Task brief: Give a verbatim quotation of every record.

§ §

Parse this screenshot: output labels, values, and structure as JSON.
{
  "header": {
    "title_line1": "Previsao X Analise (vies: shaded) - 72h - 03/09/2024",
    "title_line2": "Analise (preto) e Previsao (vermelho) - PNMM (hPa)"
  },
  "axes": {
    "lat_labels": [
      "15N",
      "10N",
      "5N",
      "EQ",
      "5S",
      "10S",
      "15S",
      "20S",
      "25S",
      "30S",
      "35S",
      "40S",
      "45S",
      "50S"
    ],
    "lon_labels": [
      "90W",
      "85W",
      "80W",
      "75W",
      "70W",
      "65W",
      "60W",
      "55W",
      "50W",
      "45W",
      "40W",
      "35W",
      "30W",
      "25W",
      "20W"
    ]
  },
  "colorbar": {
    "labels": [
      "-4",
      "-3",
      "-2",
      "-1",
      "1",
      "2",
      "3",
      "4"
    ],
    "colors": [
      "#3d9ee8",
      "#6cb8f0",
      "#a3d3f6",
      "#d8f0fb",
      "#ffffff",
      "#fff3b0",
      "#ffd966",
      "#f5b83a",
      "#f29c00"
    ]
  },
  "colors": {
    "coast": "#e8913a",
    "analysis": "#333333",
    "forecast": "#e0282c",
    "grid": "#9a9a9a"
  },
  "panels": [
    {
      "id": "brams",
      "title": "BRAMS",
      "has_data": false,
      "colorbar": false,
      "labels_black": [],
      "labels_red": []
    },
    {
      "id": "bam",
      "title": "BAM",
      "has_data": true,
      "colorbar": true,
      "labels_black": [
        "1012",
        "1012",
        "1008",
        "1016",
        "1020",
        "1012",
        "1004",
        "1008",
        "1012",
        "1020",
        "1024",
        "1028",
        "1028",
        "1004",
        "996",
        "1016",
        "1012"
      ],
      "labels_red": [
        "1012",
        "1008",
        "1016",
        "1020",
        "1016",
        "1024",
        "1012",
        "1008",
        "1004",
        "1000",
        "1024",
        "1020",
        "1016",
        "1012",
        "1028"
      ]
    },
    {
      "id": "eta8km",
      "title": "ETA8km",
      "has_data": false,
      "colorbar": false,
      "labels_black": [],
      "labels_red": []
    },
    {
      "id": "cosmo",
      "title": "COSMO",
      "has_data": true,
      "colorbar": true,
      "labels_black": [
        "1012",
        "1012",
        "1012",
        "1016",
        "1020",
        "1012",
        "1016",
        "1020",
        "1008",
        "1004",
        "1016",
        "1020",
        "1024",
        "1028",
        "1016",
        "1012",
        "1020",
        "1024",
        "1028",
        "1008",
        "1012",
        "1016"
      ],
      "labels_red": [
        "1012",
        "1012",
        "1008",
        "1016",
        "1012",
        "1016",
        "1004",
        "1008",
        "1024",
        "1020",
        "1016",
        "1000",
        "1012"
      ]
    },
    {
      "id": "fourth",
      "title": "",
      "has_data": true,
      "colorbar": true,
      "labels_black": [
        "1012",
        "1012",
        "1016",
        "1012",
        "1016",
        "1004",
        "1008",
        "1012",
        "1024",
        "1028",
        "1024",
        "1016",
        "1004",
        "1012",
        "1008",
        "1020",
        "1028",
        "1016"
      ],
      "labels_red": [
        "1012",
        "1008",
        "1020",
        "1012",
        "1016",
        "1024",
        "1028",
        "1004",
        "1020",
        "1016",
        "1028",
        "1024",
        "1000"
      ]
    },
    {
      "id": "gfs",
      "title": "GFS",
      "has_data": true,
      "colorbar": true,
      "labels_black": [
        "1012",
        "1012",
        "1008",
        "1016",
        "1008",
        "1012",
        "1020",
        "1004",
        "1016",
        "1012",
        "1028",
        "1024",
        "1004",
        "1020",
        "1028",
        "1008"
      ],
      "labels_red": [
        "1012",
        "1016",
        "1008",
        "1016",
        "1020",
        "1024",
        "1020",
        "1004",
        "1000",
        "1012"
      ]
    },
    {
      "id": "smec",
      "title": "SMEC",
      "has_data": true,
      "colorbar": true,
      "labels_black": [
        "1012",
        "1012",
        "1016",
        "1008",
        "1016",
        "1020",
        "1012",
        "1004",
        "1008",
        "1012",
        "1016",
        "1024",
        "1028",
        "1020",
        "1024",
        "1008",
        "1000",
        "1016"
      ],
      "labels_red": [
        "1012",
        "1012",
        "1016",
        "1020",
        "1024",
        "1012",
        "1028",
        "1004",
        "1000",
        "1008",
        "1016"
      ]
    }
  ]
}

§ §

Reply:
Parse this screenshot: output labels, values, and structure as JSON.
{
  "header": {
    "title_line1": "Previsao X Analise (vies: shaded) - 72h - 03/09/2024",
    "title_line2": "Analise (preto) e Previsao (vermelho) - PNMM (hPa)"
  },
  "axes": {
    "lat_labels": [
      "15N",
      "10N",
      "5N",
      "EQ",
      "5S",
      "10S",
      "15S",
      "20S",
      "25S",
      "30S",
      "35S",
      "40S",
      "45S",
      "50S"
    ],
    "lon_labels": [
      "90W",
      "85W",
      "80W",
      "75W",
      "70W",
      "65W",
      "60W",
      "55W",
      "50W",
      "45W",
      "40W",
      "35W",
      "30W",
      "25W",
      "20W"
    ]
  },
  "colorbar": {
    "labels": [
      "-4",
      "-3",
      "-2",
      "-1",
      "1",
      "2",
      "3",
      "4"
    ],
    "colors": [
      "#3d9ee8",
      "#6cb8f0",
      "#a3d3f6",
      "#d8f0fb",
      "#ffffff",
      "#fff3b0",
      "#ffd966",
      "#f5b83a",
      "#f29c00"
    ]
  },
  "colors": {
    "coast": "#e8913a",
    "analysis": "#333333",
    "forecast": "#e0282c",
    "grid": "#9a9a9a"
  },
  "panels": [
    {
      "id": "brams",
      "title": "BRAMS",
      "has_data": false,
      "colorbar": false,
      "labels_black": [],
      "labels_red": []
    },
    {
      "id": "bam",
      "title": "BAM",
      "has_data": true,
      "colorbar": true,
      "labels_black": [
        "1012",
        "1012",
        "1008",
        "1016",
        "1020",
        "1012",
        "1004",
        "1008",
        "1012",
        "1020",
        "1024",
        "1028",
        "1028",
        "1004",
        "996",
        "1016",
        "1012"
      ],
      "labels_red": [
        "1012",
        "1008",
        "1016",
        "1020",
        "1016",
        "1024",
        "1012",
        "1008",
        "1004",
        "1000",
        "1024",
        "1020",
        "1016",
        "1012",
        "1028"
      ]
    },
    {
      "id": "eta8km",
      "title": "ETA8km",
      "has_data": false,
      "colorbar": false,
      "labels_black": [],
      "labels_red": []
    },
    {
      "id": "cosmo",
      "title": "COSMO",
      "has_data": true,
      "colorbar": true,
      "labels_black": [
        "1012",
        "1012",
        "1012",
        "1016",
        "1020",
        "1012",
        "1016",
        "1020",
        "1008",
        "1004",
        "1016",
        "1020",
        "1024",
        "1028",
        "1016",
        "1012",
        "1020",
        "1024",
        "1028",
        "1008",
        "1012",
        "1016"
      ],
      "labels_red": [
        "1012",
        "1012",
        "1008",
        "1016",
        "1012",
        "1016",
        "1004",
        "1008",
        "1024",
        "1020",
        "1016",
        "1000",
        "1012"
      ]
    },
    {
      "id": "fourth",
      "title": "",
      "has_data": true,
      "colorbar": true,
      "labels_black": [
        "1012",
        "1012",
        "1016",
        "1012",
        "1016",
        "1004",
        "1008",
        "1012",
        "1024",
        "1028",
        "1024",
        "1016",
        "1004",
        "1012",
        "1008",
        "1020",
        "1028",
        "1016"
      ],
      "labels_red": [
        "1012",
        "1008",
        "1020",
        "1012",
        "1016",
        "1024",
        "1028",
        "1004",
        "1020",
        "1016",
        "1028",
        "1024",
        "1000"
      ]
    },
    {
      "id": "gfs",
      "title": "GFS",
      "has_data": true,
      "colorbar": true,
      "labels_black": [
        "1012",
        "1012",
        "1008",
        "1016",
        "1008",
        "1012",
        "1020",
        "1004",
        "1016",
        "1012",
        "1028",
        "1024",
        "1004",
        "1020",
        "1028",
        "1008"
      ],
      "labels_red": [
        "1012",
        "1016",
        "1008",
        "1016",
        "1020",
        "1024",
        "1020",
        "1004",
        "1000",
        "1012"
      ]
    },
    {
      "id": "smec",
      "title": "SMEC",
      "has_data": true,
      "colorbar": true,
      "labels_black": [
        "1012",
        "1012",
        "1016",
        "1008",
        "1016",
        "1020",
        "1012",
        "1004",
        "1008",
        "1012",
        "1016",
        "1024",
        "1028",
        "1020",
        "1024",
        "1008",
        "1000",
        "1016"
      ],
      "labels_red": [
        "1012",
        "1012",
        "1016",
        "1020",
        "1024",
        "1012",
        "1028",
        "1004",
        "1000",
        "1008",
        "1016"
      ]
    }
  ]
}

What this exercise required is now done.